> Given entries:
========
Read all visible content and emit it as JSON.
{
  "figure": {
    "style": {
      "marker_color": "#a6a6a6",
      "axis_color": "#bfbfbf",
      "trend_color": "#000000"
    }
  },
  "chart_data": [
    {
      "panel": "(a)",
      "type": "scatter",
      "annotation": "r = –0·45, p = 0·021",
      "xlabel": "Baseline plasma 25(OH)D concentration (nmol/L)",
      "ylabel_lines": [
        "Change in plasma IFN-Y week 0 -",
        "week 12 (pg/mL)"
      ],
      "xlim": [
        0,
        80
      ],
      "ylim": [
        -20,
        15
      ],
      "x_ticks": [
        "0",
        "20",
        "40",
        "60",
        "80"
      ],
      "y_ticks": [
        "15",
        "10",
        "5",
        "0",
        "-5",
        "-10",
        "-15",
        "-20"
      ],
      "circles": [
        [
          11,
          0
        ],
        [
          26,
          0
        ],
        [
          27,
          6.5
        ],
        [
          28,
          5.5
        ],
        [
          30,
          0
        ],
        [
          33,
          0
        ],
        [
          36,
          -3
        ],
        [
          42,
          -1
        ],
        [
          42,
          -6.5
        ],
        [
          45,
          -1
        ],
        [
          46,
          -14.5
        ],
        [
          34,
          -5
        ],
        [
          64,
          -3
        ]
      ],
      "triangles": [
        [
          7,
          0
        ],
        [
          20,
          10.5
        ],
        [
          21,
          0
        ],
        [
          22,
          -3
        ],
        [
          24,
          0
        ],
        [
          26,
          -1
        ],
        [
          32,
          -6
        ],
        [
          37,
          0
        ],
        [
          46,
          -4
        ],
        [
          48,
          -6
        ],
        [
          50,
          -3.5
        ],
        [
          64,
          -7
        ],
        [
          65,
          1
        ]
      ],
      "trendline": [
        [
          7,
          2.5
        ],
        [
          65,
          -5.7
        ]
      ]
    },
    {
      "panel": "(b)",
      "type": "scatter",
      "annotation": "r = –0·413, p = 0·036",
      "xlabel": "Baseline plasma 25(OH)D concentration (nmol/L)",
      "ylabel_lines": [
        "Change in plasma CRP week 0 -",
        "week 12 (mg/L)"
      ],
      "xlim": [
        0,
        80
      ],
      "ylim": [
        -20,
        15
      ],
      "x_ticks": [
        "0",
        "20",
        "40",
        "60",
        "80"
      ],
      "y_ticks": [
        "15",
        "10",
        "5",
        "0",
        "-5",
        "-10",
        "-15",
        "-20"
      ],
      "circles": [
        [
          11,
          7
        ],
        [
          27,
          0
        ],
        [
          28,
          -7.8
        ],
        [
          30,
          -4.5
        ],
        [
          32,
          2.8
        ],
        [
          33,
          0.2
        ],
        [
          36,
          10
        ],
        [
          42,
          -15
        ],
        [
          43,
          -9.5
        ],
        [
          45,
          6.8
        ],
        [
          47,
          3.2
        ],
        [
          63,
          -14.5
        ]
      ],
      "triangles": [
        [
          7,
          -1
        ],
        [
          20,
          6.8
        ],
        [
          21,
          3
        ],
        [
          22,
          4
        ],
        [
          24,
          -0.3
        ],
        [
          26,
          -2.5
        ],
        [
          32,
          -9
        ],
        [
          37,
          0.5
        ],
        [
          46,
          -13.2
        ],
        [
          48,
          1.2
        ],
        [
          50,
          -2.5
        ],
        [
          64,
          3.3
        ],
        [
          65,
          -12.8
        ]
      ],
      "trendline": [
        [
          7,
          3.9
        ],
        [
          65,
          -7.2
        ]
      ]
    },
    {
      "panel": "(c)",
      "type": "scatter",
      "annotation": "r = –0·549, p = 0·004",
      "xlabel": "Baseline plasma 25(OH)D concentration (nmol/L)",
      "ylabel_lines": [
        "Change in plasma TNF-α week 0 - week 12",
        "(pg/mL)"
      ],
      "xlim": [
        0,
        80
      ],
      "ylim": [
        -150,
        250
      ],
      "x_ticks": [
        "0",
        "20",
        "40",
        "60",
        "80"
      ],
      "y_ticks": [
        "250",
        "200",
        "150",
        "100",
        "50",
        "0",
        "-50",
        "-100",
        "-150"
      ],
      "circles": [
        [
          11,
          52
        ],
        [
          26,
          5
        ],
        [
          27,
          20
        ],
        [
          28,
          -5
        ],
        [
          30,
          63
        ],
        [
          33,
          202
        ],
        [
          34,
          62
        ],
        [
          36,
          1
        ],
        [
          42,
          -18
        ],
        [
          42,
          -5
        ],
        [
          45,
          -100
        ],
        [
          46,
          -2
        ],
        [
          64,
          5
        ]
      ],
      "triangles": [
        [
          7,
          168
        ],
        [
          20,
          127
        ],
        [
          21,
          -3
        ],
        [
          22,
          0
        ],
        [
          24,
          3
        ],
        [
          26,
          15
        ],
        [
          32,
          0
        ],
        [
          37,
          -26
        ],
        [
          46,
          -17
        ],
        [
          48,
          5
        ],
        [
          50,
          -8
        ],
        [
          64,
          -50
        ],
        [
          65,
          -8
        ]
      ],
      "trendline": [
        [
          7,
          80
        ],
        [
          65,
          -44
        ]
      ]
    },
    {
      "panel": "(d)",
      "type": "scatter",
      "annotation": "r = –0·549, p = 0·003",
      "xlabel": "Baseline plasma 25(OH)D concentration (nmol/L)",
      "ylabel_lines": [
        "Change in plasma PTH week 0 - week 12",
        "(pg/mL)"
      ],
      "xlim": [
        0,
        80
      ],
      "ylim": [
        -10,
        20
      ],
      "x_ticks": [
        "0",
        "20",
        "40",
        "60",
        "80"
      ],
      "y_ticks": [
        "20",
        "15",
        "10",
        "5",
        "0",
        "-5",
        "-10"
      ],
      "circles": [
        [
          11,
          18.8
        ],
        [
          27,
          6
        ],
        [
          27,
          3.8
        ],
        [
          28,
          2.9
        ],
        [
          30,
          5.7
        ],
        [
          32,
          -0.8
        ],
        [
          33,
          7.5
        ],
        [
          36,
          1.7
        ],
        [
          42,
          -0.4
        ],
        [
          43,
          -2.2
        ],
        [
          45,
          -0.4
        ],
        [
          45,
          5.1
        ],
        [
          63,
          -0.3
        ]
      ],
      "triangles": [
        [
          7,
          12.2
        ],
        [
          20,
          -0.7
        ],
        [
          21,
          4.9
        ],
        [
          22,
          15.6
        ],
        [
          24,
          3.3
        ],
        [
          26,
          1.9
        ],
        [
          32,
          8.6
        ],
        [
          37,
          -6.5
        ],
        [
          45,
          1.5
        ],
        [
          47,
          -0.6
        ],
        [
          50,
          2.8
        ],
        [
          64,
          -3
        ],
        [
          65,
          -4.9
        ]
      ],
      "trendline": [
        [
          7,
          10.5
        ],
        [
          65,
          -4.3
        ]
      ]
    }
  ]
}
========
> Requirements: Reproduce each entry word for word.

> Correct output:
Read all visible content and emit it as JSON.
{
  "figure": {
    "style": {
      "marker_color": "#a6a6a6",
      "axis_color": "#bfbfbf",
      "trend_color": "#000000"
    }
  },
  "chart_data": [
    {
      "panel": "(a)",
      "type": "scatter",
      "annotation": "r = –0·45, p = 0·021",
      "xlabel": "Baseline plasma 25(OH)D concentration (nmol/L)",
      "ylabel_lines": [
        "Change in plasma IFN-Y week 0 -",
        "week 12 (pg/mL)"
      ],
      "xlim": [
        0,
        80
      ],
      "ylim": [
        -20,
        15
      ],
      "x_ticks": [
        "0",
        "20",
        "40",
        "60",
        "80"
      ],
      "y_ticks": [
        "15",
        "10",
        "5",
        "0",
        "-5",
        "-10",
        "-15",
        "-20"
      ],
      "circles": [
        [
          11,
          0
        ],
        [
          26,
          0
        ],
        [
          27,
          6.5
        ],
        [
          28,
          5.5
        ],
        [
          30,
          0
        ],
        [
          33,
          0
        ],
        [
          36,
          -3
        ],
        [
          42,
          -1
        ],
        [
          42,
          -6.5
        ],
        [
          45,
          -1
        ],
        [
          46,
          -14.5
        ],
        [
          34,
          -5
        ],
        [
          64,
          -3
        ]
      ],
      "triangles": [
        [
          7,
          0
        ],
        [
          20,
          10.5
        ],
        [
          21,
          0
        ],
        [
          22,
          -3
        ],
        [
          24,
          0
        ],
        [
          26,
          -1
        ],
        [
          32,
          -6
        ],
        [
          37,
          0
        ],
        [
          46,
          -4
        ],
        [
          48,
          -6
        ],
        [
          50,
          -3.5
        ],
        [
          64,
          -7
        ],
        [
          65,
          1
        ]
      ],
      "trendline": [
        [
          7,
          2.5
        ],
        [
          65,
          -5.7
        ]
      ]
    },
    {
      "panel": "(b)",
      "type": "scatter",
      "annotation": "r = –0·413, p = 0·036",
      "xlabel": "Baseline plasma 25(OH)D concentration (nmol/L)",
      "ylabel_lines": [
        "Change in plasma CRP week 0 -",
        "week 12 (mg/L)"
      ],
      "xlim": [
        0,
        80
      ],
      "ylim": [
        -20,
        15
      ],
      "x_ticks": [
        "0",
        "20",
        "40",
        "60",
        "80"
      ],
      "y_ticks": [
        "15",
        "10",
        "5",
        "0",
        "-5",
        "-10",
        "-15",
        "-20"
      ],
      "circles": [
        [
          11,
          7
        ],
        [
          27,
          0
        ],
        [
          28,
          -7.8
        ],
        [
          30,
          -4.5
        ],
        [
          32,
          2.8
        ],
        [
          33,
          0.2
        ],
        [
          36,
          10
        ],
        [
          42,
          -15
        ],
        [
          43,
          -9.5
        ],
        [
          45,
          6.8
        ],
        [
          47,
          3.2
        ],
        [
          63,
          -14.5
        ]
      ],
      "triangles": [
        [
          7,
          -1
        ],
        [
          20,
          6.8
        ],
        [
          21,
          3
        ],
        [
          22,
          4
        ],
        [
          24,
          -0.3
        ],
        [
          26,
          -2.5
        ],
        [
          32,
          -9
        ],
        [
          37,
          0.5
        ],
        [
          46,
          -13.2
        ],
        [
          48,
          1.2
        ],
        [
          50,
          -2.5
        ],
        [
          64,
          3.3
        ],
        [
          65,
          -12.8
        ]
      ],
      "trendline": [
        [
          7,
          3.9
        ],
        [
          65,
          -7.2
        ]
      ]
    },
    {
      "panel": "(c)",
      "type": "scatter",
      "annotation": "r = –0·549, p = 0·004",
      "xlabel": "Baseline plasma 25(OH)D concentration (nmol/L)",
      "ylabel_lines": [
        "Change in plasma TNF-α week 0 - week 12",
        "(pg/mL)"
      ],
      "xlim": [
        0,
        80
      ],
      "ylim": [
        -150,
        250
      ],
      "x_ticks": [
        "0",
        "20",
        "40",
        "60",
        "80"
      ],
      "y_ticks": [
        "250",
        "200",
        "150",
        "100",
        "50",
        "0",
        "-50",
        "-100",
        "-150"
      ],
      "circles": [
        [
          11,
          52
        ],
        [
          26,
          5
        ],
        [
          27,
          20
        ],
        [
          28,
          -5
        ],
        [
          30,
          63
        ],
        [
          33,
          202
        ],
        [
          34,
          62
        ],
        [
          36,
          1
        ],
        [
          42,
          -18
        ],
        [
          42,
          -5
        ],
        [
          45,
          -100
        ],
        [
          46,
          -2
        ],
        [
          64,
          5
        ]
      ],
      "triangles": [
        [
          7,
          168
        ],
        [
          20,
          127
        ],
        [
          21,
          -3
        ],
        [
          22,
          0
        ],
        [
          24,
          3
        ],
        [
          26,
          15
        ],
        [
          32,
          0
        ],
        [
          37,
          -26
        ],
        [
          46,
          -17
        ],
        [
          48,
          5
        ],
        [
          50,
          -8
        ],
        [
          64,
          -50
        ],
        [
          65,
          -8
        ]
      ],
      "trendline": [
        [
          7,
          80
        ],
        [
          65,
          -44
        ]
      ]
    },
    {
      "panel": "(d)",
      "type": "scatter",
      "annotation": "r = –0·549, p = 0·003",
      "xlabel": "Baseline plasma 25(OH)D concentration (nmol/L)",
      "ylabel_lines": [
        "Change in plasma PTH week 0 - week 12",
        "(pg/mL)"
      ],
      "xlim": [
        0,
        80
      ],
      "ylim": [
        -10,
        20
      ],
      "x_ticks": [
        "0",
        "20",
        "40",
        "60",
        "80"
      ],
      "y_ticks": [
        "20",
        "15",
        "10",
        "5",
        "0",
        "-5",
        "-10"
      ],
      "circles": [
        [
          11,
          18.8
        ],
        [
          27,
          6
        ],
        [
          27,
          3.8
        ],
        [
          28,
          2.9
        ],
        [
          30,
          5.7
        ],
        [
          32,
          -0.8
        ],
        [
          33,
          7.5
        ],
        [
          36,
          1.7
        ],
        [
          42,
          -0.4
        ],
        [
          43,
          -2.2
        ],
        [
          45,
          -0.4
        ],
        [
          45,
          5.1
        ],
        [
          63,
          -0.3
        ]
      ],
      "triangles": [
        [
          7,
          12.2
        ],
        [
          20,
          -0.7
        ],
        [
          21,
          4.9
        ],
        [
          22,
          15.6
        ],
        [
          24,
          3.3
        ],
        [
          26,
          1.9
        ],
        [
          32,
          8.6
        ],
        [
          37,
          -6.5
        ],
        [
          45,
          1.5
        ],
        [
          47,
          -0.6
        ],
        [
          50,
          2.8
        ],
        [
          64,
          -3
        ],
        [
          65,
          -4.9
        ]
      ],
      "trendline": [
        [
          7,
          10.5
        ],
        [
          65,
          -4.3
        ]
      ]
    }
  ]
}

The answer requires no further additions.